▶ [EXERCISE REQUIREMENTS]: Copy the lines below as they are; omit the images they contain.

▶ [THE DATA]:
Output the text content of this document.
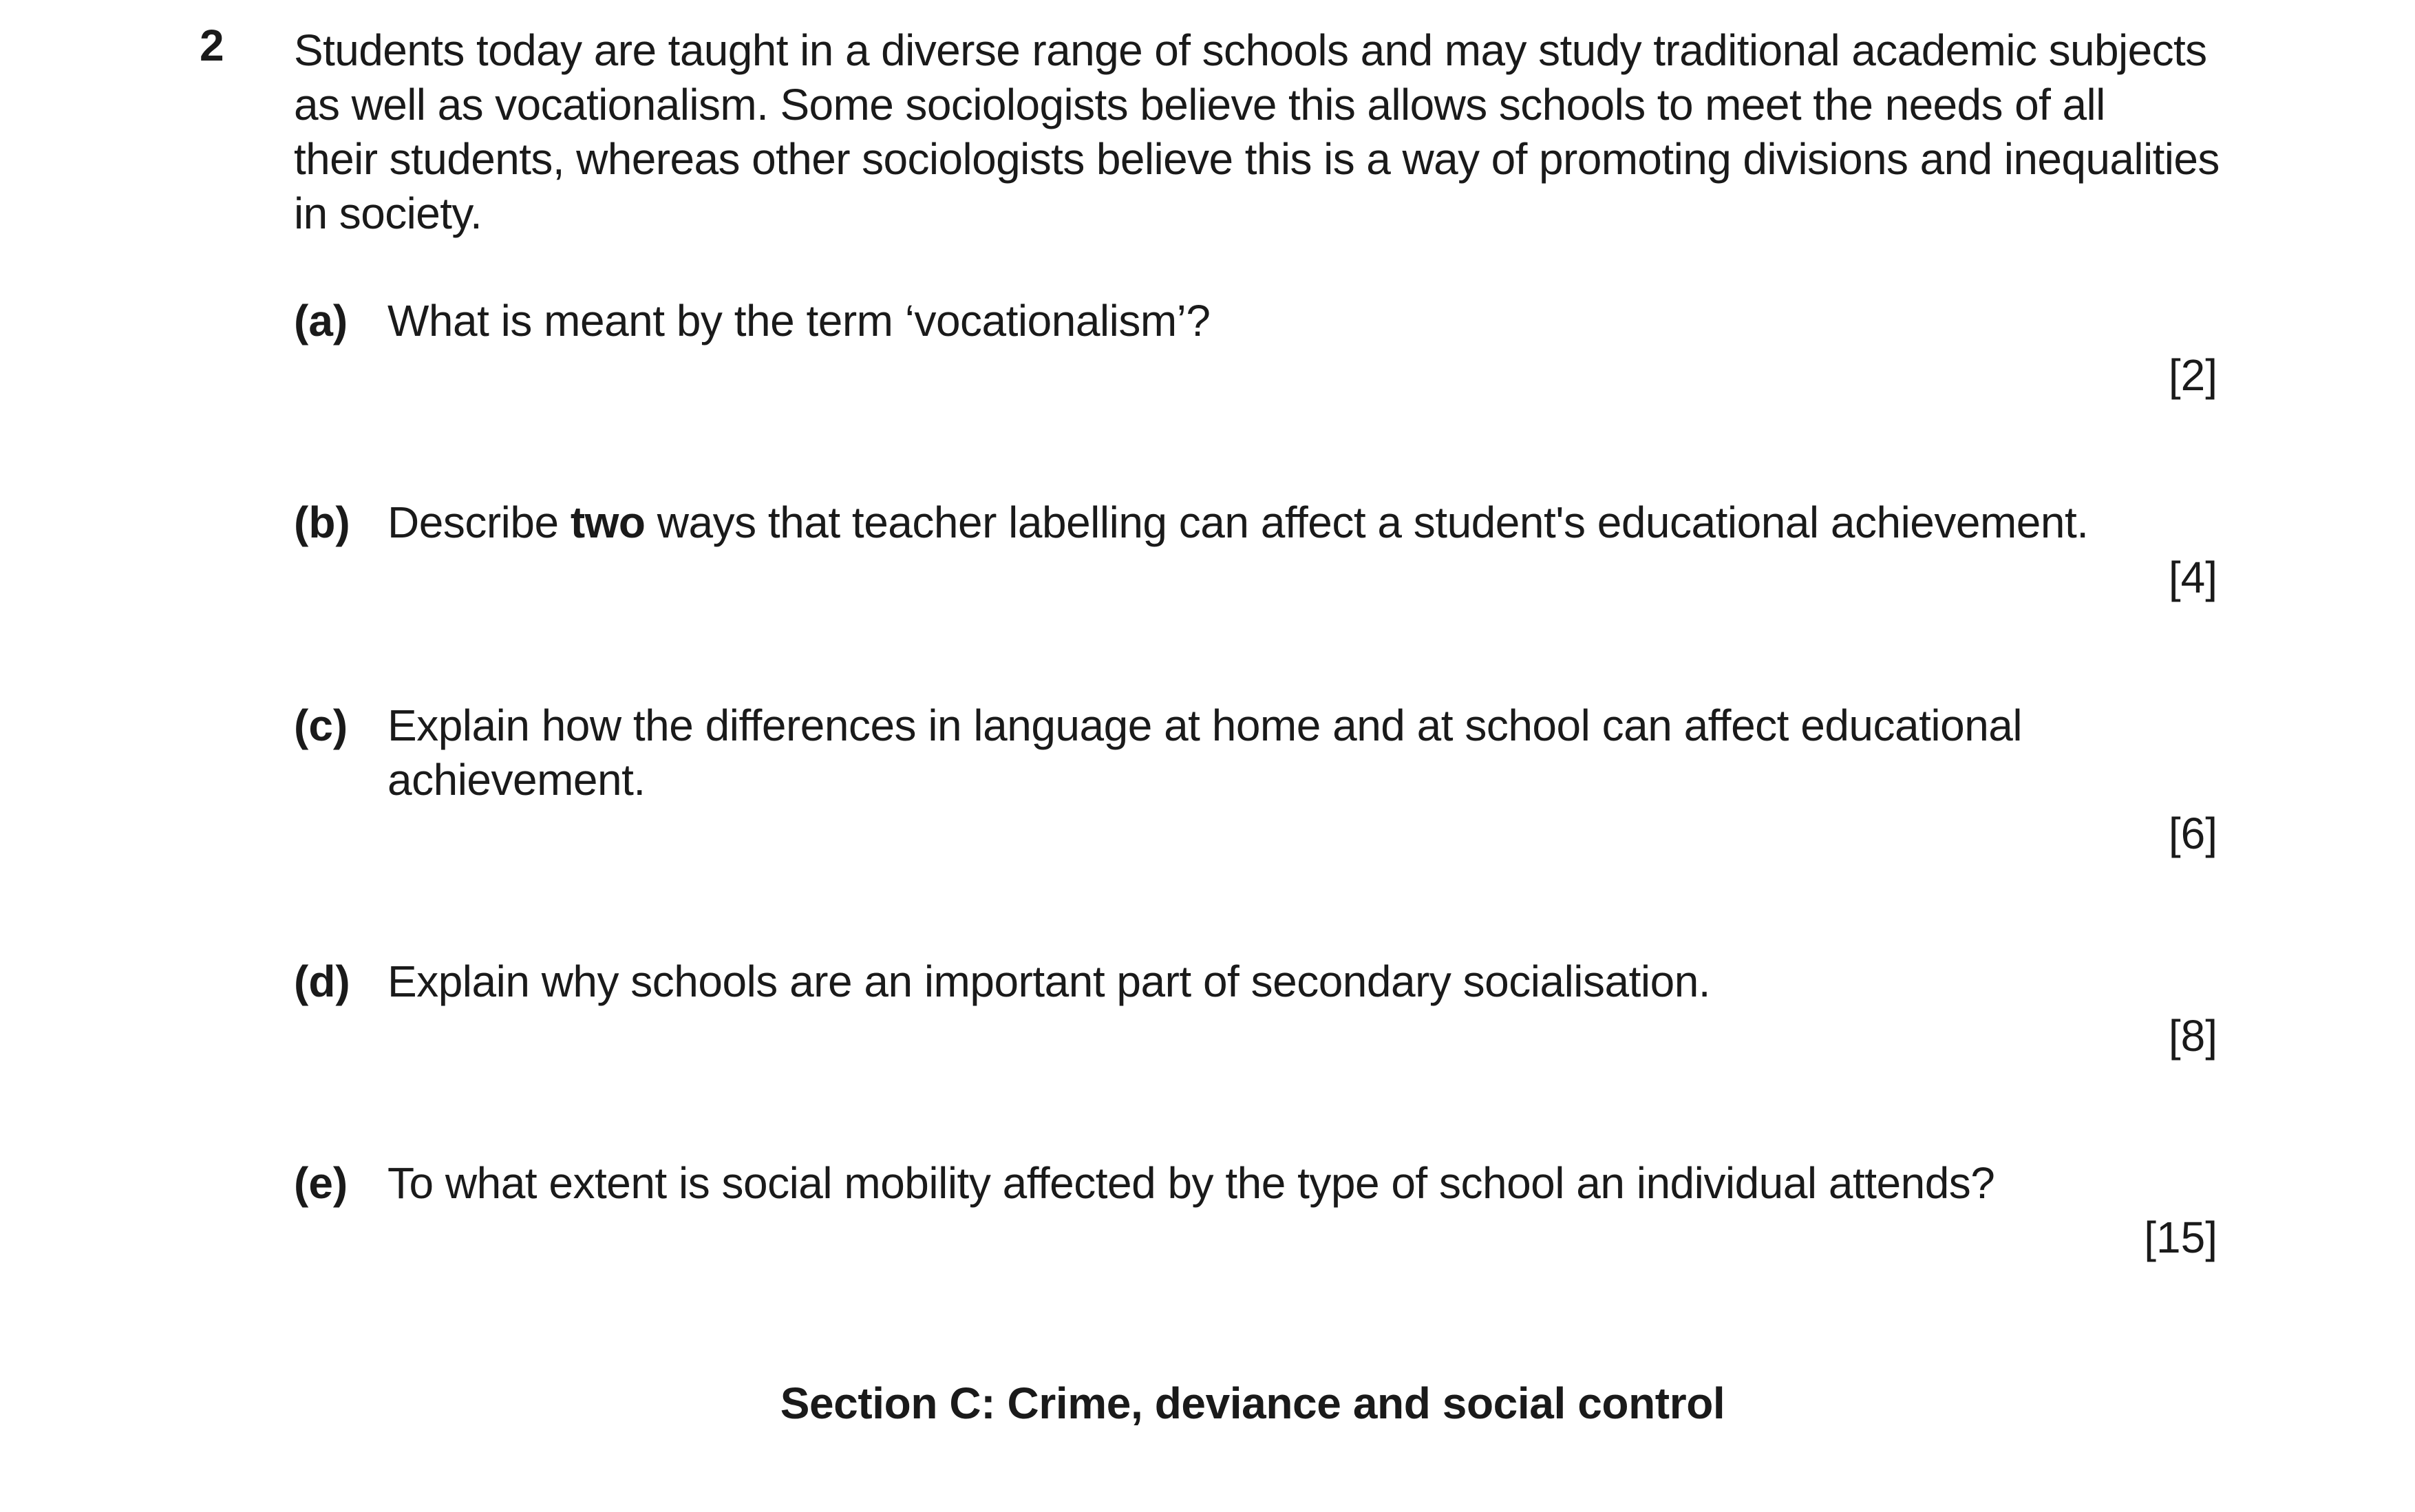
2 Students today are taught in a diverse range of schools and may study traditional academic subjects
as well as vocationalism. Some sociologists believe this allows schools to meet the needs of all
their students, whereas other sociologists believe this is a way of promoting divisions and inequalities
in society.

(a) What is meant by the term ‘vocationalism’?
[2]
(b) Describe two ways that teacher labelling can affect a student's educational achievement.
[4]
(c) Explain how the differences in language at home and at school can affect educational
achievement.
[6]
(d) Explain why schools are an important part of secondary socialisation.
[8]
(e) To what extent is social mobility affected by the type of school an individual attends?
[15]
Section C: Crime, deviance and social control
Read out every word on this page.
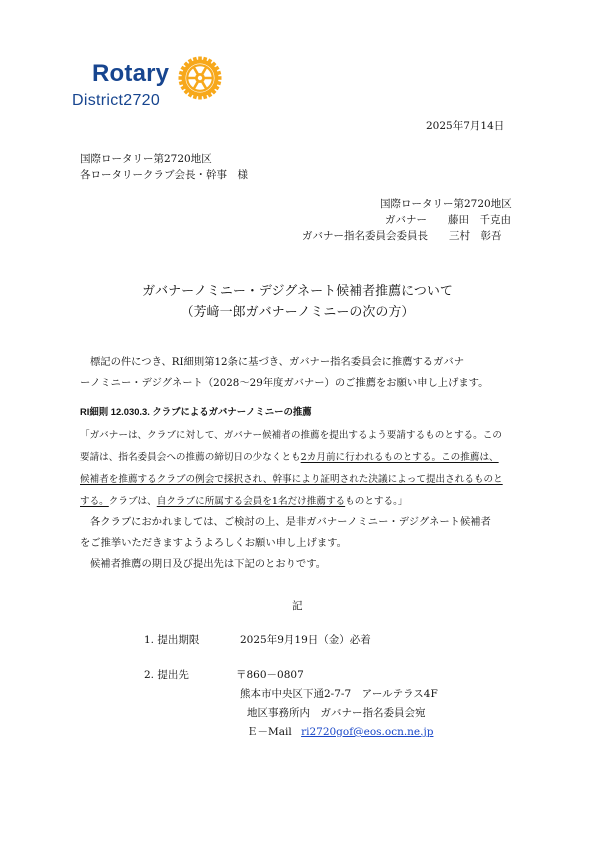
Rotary
District2720
2025年7月14日
国際ロータリー第2720地区
各ロータリークラブ会長・幹事　様
国際ロータリー第2720地区
ガバナー　　藤田　千克由
ガバナー指名委員会委員長　　三村　彰吾
ガバナーノミニー・デジグネート候補者推薦について
（芳﨑一郎ガバナーノミニーの次の方）
標記の件につき、RI細則第12条に基づき、ガバナー指名委員会に推薦するガバナ
ーノミニー・デジグネート（2028～29年度ガバナー）のご推薦をお願い申し上げます。
RI細則 12.030.3. クラブによるガバナーノミニーの推薦
「ガバナーは、クラブに対して、ガバナー候補者の推薦を提出するよう要請するものとする。この
要請は、指名委員会への推薦の締切日の少なくとも2カ月前に行われるものとする。この推薦は、
候補者を推薦するクラブの例会で採択され、幹事により証明された決議によって提出されるものと
する。クラブは、自クラブに所属する会員を1名だけ推薦するものとする。」
各クラブにおかれましては、ご検討の上、是非ガバナーノミニー・デジグネート候補者
をご推挙いただきますようよろしくお願い申し上げます。
候補者推薦の期日及び提出先は下記のとおりです。
記
1. 提出期限	2025年9月19日（金）必着
2. 提出先	〒860－0807
熊本市中央区下通2-7-7　アールテラス4F
地区事務所内　ガバナー指名委員会宛
Ｅ－Mail ri2720gof@eos.ocn.ne.jp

▶ [EXERCISE RESULT]:
Output the text content of this document.
2 Students today are taught in a diverse range of schools and may study traditional academic subjects
as well as vocationalism. Some sociologists believe this allows schools to meet the needs of all
their students, whereas other sociologists believe this is a way of promoting divisions and inequalities
in society.

(a) What is meant by the term ‘vocationalism’?
[2]
(b) Describe two ways that teacher labelling can affect a student's educational achievement.
[4]
(c) Explain how the differences in language at home and at school can affect educational
achievement.
[6]
(d) Explain why schools are an important part of secondary socialisation.
[8]
(e) To what extent is social mobility affected by the type of school an individual attends?
[15]
Section C: Crime, deviance and social control
Read out every word on this page.
Rotary
District2720
2025年7月14日
国際ロータリー第2720地区
各ロータリークラブ会長・幹事　様
国際ロータリー第2720地区
ガバナー　　藤田　千克由
ガバナー指名委員会委員長　　三村　彰吾
ガバナーノミニー・デジグネート候補者推薦について
（芳﨑一郎ガバナーノミニーの次の方）
標記の件につき、RI細則第12条に基づき、ガバナー指名委員会に推薦するガバナ
ーノミニー・デジグネート（2028～29年度ガバナー）のご推薦をお願い申し上げます。
RI細則 12.030.3. クラブによるガバナーノミニーの推薦
「ガバナーは、クラブに対して、ガバナー候補者の推薦を提出するよう要請するものとする。この
要請は、指名委員会への推薦の締切日の少なくとも2カ月前に行われるものとする。この推薦は、
候補者を推薦するクラブの例会で採択され、幹事により証明された決議によって提出されるものと
する。クラブは、自クラブに所属する会員を1名だけ推薦するものとする。」
各クラブにおかれましては、ご検討の上、是非ガバナーノミニー・デジグネート候補者
をご推挙いただきますようよろしくお願い申し上げます。
候補者推薦の期日及び提出先は下記のとおりです。
記
1. 提出期限	2025年9月19日（金）必着
2. 提出先	〒860－0807
熊本市中央区下通2-7-7　アールテラス4F
地区事務所内　ガバナー指名委員会宛
Ｅ－Mail ri2720gof@eos.ocn.ne.jp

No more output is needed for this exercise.